Excerpted passage —
#####
The owner of Grace Cards & Books in Droitwich refused to close during the third lockdown, arguing it was exempt from closure rules as it sold some food and publications. As a result, Alasdair Walker-Cox was convicted of breaking lockdown rules by Kidderminster Magistrates’ Court and fined £35,000, with an additional costs order of £9,000.
But he appealed the judgment and it has now been overturned. BirminghamLive has more.
In a video shared widely on social media in February 2021, Mr Walker-Cox’s wife Lydia was seen challenging a council official and a police officer over their decision to keep the shop open. The business was fined four times for its stance and Mr Walker-Cox was convicted of breaching lockdown rules and fined £35,000 with just under £9,000 costs after a trial at Kidderminster Magistrates’ Court last August.
But he won his appeal against his conviction and sentence at Worcester Crown Court on Friday, February 25th.
#####
Check your understanding —
A – Answer these questions using the article about the Droitwich shop:
(i) Which court convicted Alasdair Walker-Cox of breaking lockdown rules?
(ii) How many times was the business fined for its stance?
(iii) At which court, and on what date, did he win his appeal?
B – List every organization mentioned by name in the article about the Droitwich shop.
#####
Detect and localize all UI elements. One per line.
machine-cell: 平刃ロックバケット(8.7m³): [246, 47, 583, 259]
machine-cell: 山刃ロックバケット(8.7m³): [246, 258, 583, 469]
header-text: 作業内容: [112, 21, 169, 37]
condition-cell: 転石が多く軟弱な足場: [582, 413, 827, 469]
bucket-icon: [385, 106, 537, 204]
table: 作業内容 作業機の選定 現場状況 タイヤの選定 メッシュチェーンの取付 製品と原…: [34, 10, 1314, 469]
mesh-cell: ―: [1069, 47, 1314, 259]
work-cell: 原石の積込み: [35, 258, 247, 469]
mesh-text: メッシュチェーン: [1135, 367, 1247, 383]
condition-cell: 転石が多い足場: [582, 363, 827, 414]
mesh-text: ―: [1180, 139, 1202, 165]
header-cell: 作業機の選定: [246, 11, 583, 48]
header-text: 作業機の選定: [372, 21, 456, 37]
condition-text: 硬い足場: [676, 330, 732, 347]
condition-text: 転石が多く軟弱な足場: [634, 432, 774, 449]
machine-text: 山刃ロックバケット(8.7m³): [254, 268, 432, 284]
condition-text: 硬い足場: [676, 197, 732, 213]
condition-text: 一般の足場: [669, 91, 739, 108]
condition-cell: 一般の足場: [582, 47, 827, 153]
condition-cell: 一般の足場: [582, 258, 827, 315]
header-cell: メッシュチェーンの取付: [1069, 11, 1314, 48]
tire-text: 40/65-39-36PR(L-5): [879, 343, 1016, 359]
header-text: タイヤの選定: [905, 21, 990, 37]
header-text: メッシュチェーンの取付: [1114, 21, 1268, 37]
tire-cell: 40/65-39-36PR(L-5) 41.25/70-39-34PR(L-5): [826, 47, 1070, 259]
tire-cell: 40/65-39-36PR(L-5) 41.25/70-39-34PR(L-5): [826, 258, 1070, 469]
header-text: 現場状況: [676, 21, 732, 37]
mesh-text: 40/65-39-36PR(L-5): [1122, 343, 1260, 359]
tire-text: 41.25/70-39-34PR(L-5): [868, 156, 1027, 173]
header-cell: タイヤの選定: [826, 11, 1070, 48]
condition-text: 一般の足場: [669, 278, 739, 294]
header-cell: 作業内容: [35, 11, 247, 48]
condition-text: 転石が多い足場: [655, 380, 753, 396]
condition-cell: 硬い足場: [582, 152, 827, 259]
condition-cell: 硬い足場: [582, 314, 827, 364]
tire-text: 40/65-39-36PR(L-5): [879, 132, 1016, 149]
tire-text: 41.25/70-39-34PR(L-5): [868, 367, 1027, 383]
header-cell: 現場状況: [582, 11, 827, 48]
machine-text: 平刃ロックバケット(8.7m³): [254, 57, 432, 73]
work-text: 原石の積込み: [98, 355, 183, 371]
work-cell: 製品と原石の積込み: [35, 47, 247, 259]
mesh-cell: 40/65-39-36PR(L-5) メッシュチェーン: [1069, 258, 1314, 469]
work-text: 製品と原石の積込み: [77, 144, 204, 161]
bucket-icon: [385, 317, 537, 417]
#####
Numbered answers —
A –
(i) Kidderminster Magistrates' Court
(ii) Four times
(iii) Worcester Crown Court, on Friday, February 25th

B –
- Grace Cards & Books
- Kidderminster Magistrates' Court
- BirminghamLive
- Worcester Crown Court